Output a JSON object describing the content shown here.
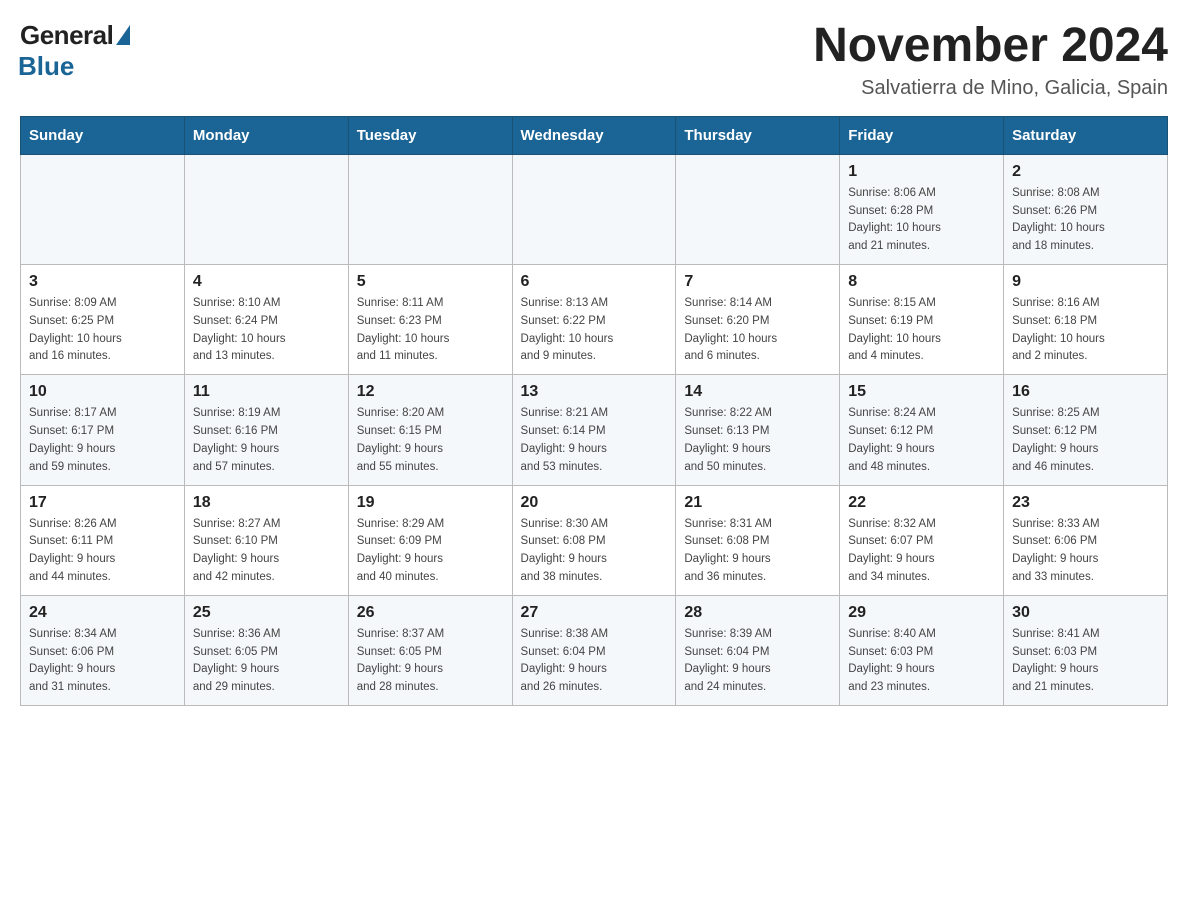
{
  "logo": {
    "general": "General",
    "blue": "Blue"
  },
  "header": {
    "title": "November 2024",
    "subtitle": "Salvatierra de Mino, Galicia, Spain"
  },
  "days_of_week": [
    "Sunday",
    "Monday",
    "Tuesday",
    "Wednesday",
    "Thursday",
    "Friday",
    "Saturday"
  ],
  "weeks": [
    [
      {
        "day": "",
        "info": ""
      },
      {
        "day": "",
        "info": ""
      },
      {
        "day": "",
        "info": ""
      },
      {
        "day": "",
        "info": ""
      },
      {
        "day": "",
        "info": ""
      },
      {
        "day": "1",
        "info": "Sunrise: 8:06 AM\nSunset: 6:28 PM\nDaylight: 10 hours\nand 21 minutes."
      },
      {
        "day": "2",
        "info": "Sunrise: 8:08 AM\nSunset: 6:26 PM\nDaylight: 10 hours\nand 18 minutes."
      }
    ],
    [
      {
        "day": "3",
        "info": "Sunrise: 8:09 AM\nSunset: 6:25 PM\nDaylight: 10 hours\nand 16 minutes."
      },
      {
        "day": "4",
        "info": "Sunrise: 8:10 AM\nSunset: 6:24 PM\nDaylight: 10 hours\nand 13 minutes."
      },
      {
        "day": "5",
        "info": "Sunrise: 8:11 AM\nSunset: 6:23 PM\nDaylight: 10 hours\nand 11 minutes."
      },
      {
        "day": "6",
        "info": "Sunrise: 8:13 AM\nSunset: 6:22 PM\nDaylight: 10 hours\nand 9 minutes."
      },
      {
        "day": "7",
        "info": "Sunrise: 8:14 AM\nSunset: 6:20 PM\nDaylight: 10 hours\nand 6 minutes."
      },
      {
        "day": "8",
        "info": "Sunrise: 8:15 AM\nSunset: 6:19 PM\nDaylight: 10 hours\nand 4 minutes."
      },
      {
        "day": "9",
        "info": "Sunrise: 8:16 AM\nSunset: 6:18 PM\nDaylight: 10 hours\nand 2 minutes."
      }
    ],
    [
      {
        "day": "10",
        "info": "Sunrise: 8:17 AM\nSunset: 6:17 PM\nDaylight: 9 hours\nand 59 minutes."
      },
      {
        "day": "11",
        "info": "Sunrise: 8:19 AM\nSunset: 6:16 PM\nDaylight: 9 hours\nand 57 minutes."
      },
      {
        "day": "12",
        "info": "Sunrise: 8:20 AM\nSunset: 6:15 PM\nDaylight: 9 hours\nand 55 minutes."
      },
      {
        "day": "13",
        "info": "Sunrise: 8:21 AM\nSunset: 6:14 PM\nDaylight: 9 hours\nand 53 minutes."
      },
      {
        "day": "14",
        "info": "Sunrise: 8:22 AM\nSunset: 6:13 PM\nDaylight: 9 hours\nand 50 minutes."
      },
      {
        "day": "15",
        "info": "Sunrise: 8:24 AM\nSunset: 6:12 PM\nDaylight: 9 hours\nand 48 minutes."
      },
      {
        "day": "16",
        "info": "Sunrise: 8:25 AM\nSunset: 6:12 PM\nDaylight: 9 hours\nand 46 minutes."
      }
    ],
    [
      {
        "day": "17",
        "info": "Sunrise: 8:26 AM\nSunset: 6:11 PM\nDaylight: 9 hours\nand 44 minutes."
      },
      {
        "day": "18",
        "info": "Sunrise: 8:27 AM\nSunset: 6:10 PM\nDaylight: 9 hours\nand 42 minutes."
      },
      {
        "day": "19",
        "info": "Sunrise: 8:29 AM\nSunset: 6:09 PM\nDaylight: 9 hours\nand 40 minutes."
      },
      {
        "day": "20",
        "info": "Sunrise: 8:30 AM\nSunset: 6:08 PM\nDaylight: 9 hours\nand 38 minutes."
      },
      {
        "day": "21",
        "info": "Sunrise: 8:31 AM\nSunset: 6:08 PM\nDaylight: 9 hours\nand 36 minutes."
      },
      {
        "day": "22",
        "info": "Sunrise: 8:32 AM\nSunset: 6:07 PM\nDaylight: 9 hours\nand 34 minutes."
      },
      {
        "day": "23",
        "info": "Sunrise: 8:33 AM\nSunset: 6:06 PM\nDaylight: 9 hours\nand 33 minutes."
      }
    ],
    [
      {
        "day": "24",
        "info": "Sunrise: 8:34 AM\nSunset: 6:06 PM\nDaylight: 9 hours\nand 31 minutes."
      },
      {
        "day": "25",
        "info": "Sunrise: 8:36 AM\nSunset: 6:05 PM\nDaylight: 9 hours\nand 29 minutes."
      },
      {
        "day": "26",
        "info": "Sunrise: 8:37 AM\nSunset: 6:05 PM\nDaylight: 9 hours\nand 28 minutes."
      },
      {
        "day": "27",
        "info": "Sunrise: 8:38 AM\nSunset: 6:04 PM\nDaylight: 9 hours\nand 26 minutes."
      },
      {
        "day": "28",
        "info": "Sunrise: 8:39 AM\nSunset: 6:04 PM\nDaylight: 9 hours\nand 24 minutes."
      },
      {
        "day": "29",
        "info": "Sunrise: 8:40 AM\nSunset: 6:03 PM\nDaylight: 9 hours\nand 23 minutes."
      },
      {
        "day": "30",
        "info": "Sunrise: 8:41 AM\nSunset: 6:03 PM\nDaylight: 9 hours\nand 21 minutes."
      }
    ]
  ]
}
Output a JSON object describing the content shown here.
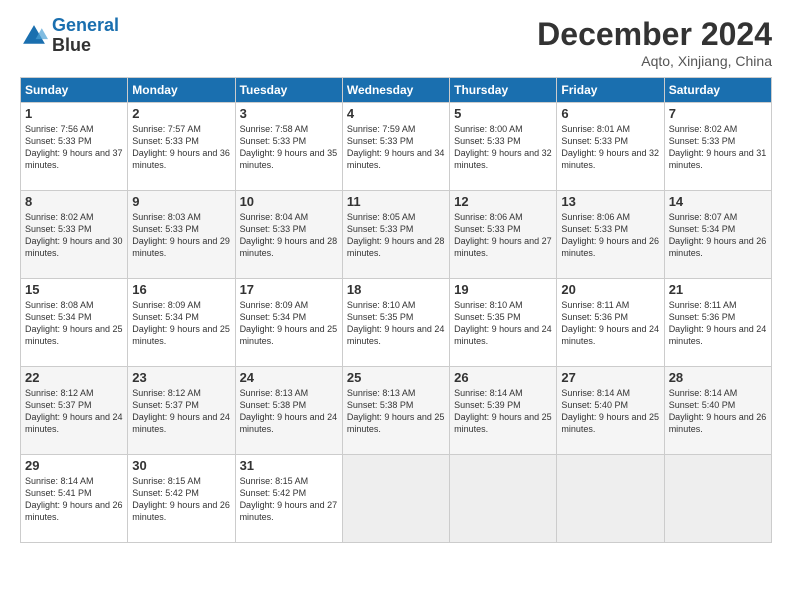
{
  "header": {
    "logo_line1": "General",
    "logo_line2": "Blue",
    "month_title": "December 2024",
    "subtitle": "Aqto, Xinjiang, China"
  },
  "weekdays": [
    "Sunday",
    "Monday",
    "Tuesday",
    "Wednesday",
    "Thursday",
    "Friday",
    "Saturday"
  ],
  "weeks": [
    [
      {
        "day": "1",
        "rise": "7:56 AM",
        "set": "5:33 PM",
        "daylight": "9 hours and 37 minutes."
      },
      {
        "day": "2",
        "rise": "7:57 AM",
        "set": "5:33 PM",
        "daylight": "9 hours and 36 minutes."
      },
      {
        "day": "3",
        "rise": "7:58 AM",
        "set": "5:33 PM",
        "daylight": "9 hours and 35 minutes."
      },
      {
        "day": "4",
        "rise": "7:59 AM",
        "set": "5:33 PM",
        "daylight": "9 hours and 34 minutes."
      },
      {
        "day": "5",
        "rise": "8:00 AM",
        "set": "5:33 PM",
        "daylight": "9 hours and 32 minutes."
      },
      {
        "day": "6",
        "rise": "8:01 AM",
        "set": "5:33 PM",
        "daylight": "9 hours and 32 minutes."
      },
      {
        "day": "7",
        "rise": "8:02 AM",
        "set": "5:33 PM",
        "daylight": "9 hours and 31 minutes."
      }
    ],
    [
      {
        "day": "8",
        "rise": "8:02 AM",
        "set": "5:33 PM",
        "daylight": "9 hours and 30 minutes."
      },
      {
        "day": "9",
        "rise": "8:03 AM",
        "set": "5:33 PM",
        "daylight": "9 hours and 29 minutes."
      },
      {
        "day": "10",
        "rise": "8:04 AM",
        "set": "5:33 PM",
        "daylight": "9 hours and 28 minutes."
      },
      {
        "day": "11",
        "rise": "8:05 AM",
        "set": "5:33 PM",
        "daylight": "9 hours and 28 minutes."
      },
      {
        "day": "12",
        "rise": "8:06 AM",
        "set": "5:33 PM",
        "daylight": "9 hours and 27 minutes."
      },
      {
        "day": "13",
        "rise": "8:06 AM",
        "set": "5:33 PM",
        "daylight": "9 hours and 26 minutes."
      },
      {
        "day": "14",
        "rise": "8:07 AM",
        "set": "5:34 PM",
        "daylight": "9 hours and 26 minutes."
      }
    ],
    [
      {
        "day": "15",
        "rise": "8:08 AM",
        "set": "5:34 PM",
        "daylight": "9 hours and 25 minutes."
      },
      {
        "day": "16",
        "rise": "8:09 AM",
        "set": "5:34 PM",
        "daylight": "9 hours and 25 minutes."
      },
      {
        "day": "17",
        "rise": "8:09 AM",
        "set": "5:34 PM",
        "daylight": "9 hours and 25 minutes."
      },
      {
        "day": "18",
        "rise": "8:10 AM",
        "set": "5:35 PM",
        "daylight": "9 hours and 24 minutes."
      },
      {
        "day": "19",
        "rise": "8:10 AM",
        "set": "5:35 PM",
        "daylight": "9 hours and 24 minutes."
      },
      {
        "day": "20",
        "rise": "8:11 AM",
        "set": "5:36 PM",
        "daylight": "9 hours and 24 minutes."
      },
      {
        "day": "21",
        "rise": "8:11 AM",
        "set": "5:36 PM",
        "daylight": "9 hours and 24 minutes."
      }
    ],
    [
      {
        "day": "22",
        "rise": "8:12 AM",
        "set": "5:37 PM",
        "daylight": "9 hours and 24 minutes."
      },
      {
        "day": "23",
        "rise": "8:12 AM",
        "set": "5:37 PM",
        "daylight": "9 hours and 24 minutes."
      },
      {
        "day": "24",
        "rise": "8:13 AM",
        "set": "5:38 PM",
        "daylight": "9 hours and 24 minutes."
      },
      {
        "day": "25",
        "rise": "8:13 AM",
        "set": "5:38 PM",
        "daylight": "9 hours and 25 minutes."
      },
      {
        "day": "26",
        "rise": "8:14 AM",
        "set": "5:39 PM",
        "daylight": "9 hours and 25 minutes."
      },
      {
        "day": "27",
        "rise": "8:14 AM",
        "set": "5:40 PM",
        "daylight": "9 hours and 25 minutes."
      },
      {
        "day": "28",
        "rise": "8:14 AM",
        "set": "5:40 PM",
        "daylight": "9 hours and 26 minutes."
      }
    ],
    [
      {
        "day": "29",
        "rise": "8:14 AM",
        "set": "5:41 PM",
        "daylight": "9 hours and 26 minutes."
      },
      {
        "day": "30",
        "rise": "8:15 AM",
        "set": "5:42 PM",
        "daylight": "9 hours and 26 minutes."
      },
      {
        "day": "31",
        "rise": "8:15 AM",
        "set": "5:42 PM",
        "daylight": "9 hours and 27 minutes."
      },
      null,
      null,
      null,
      null
    ]
  ]
}
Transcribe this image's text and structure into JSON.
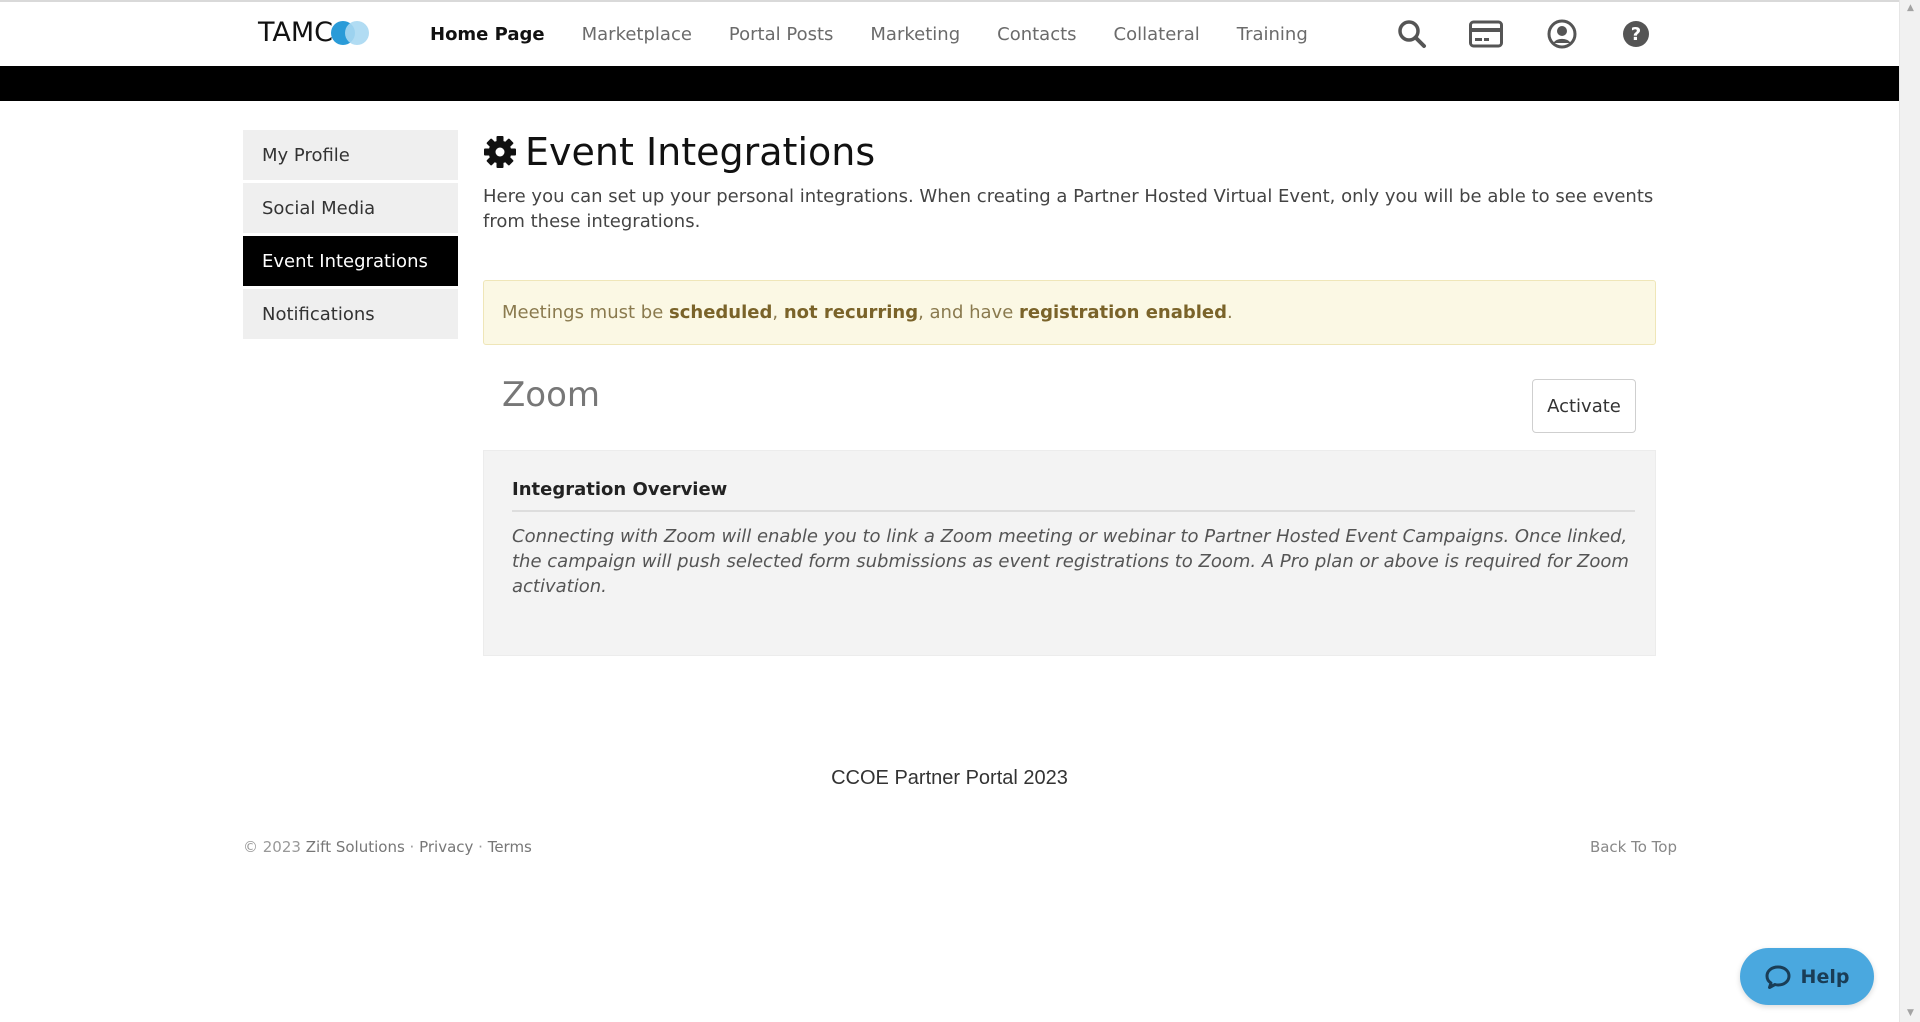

.....

Goal: From the entries above, list each line with "General" in it.

Task output:
    "general": "General",
    "logo_line1": "General",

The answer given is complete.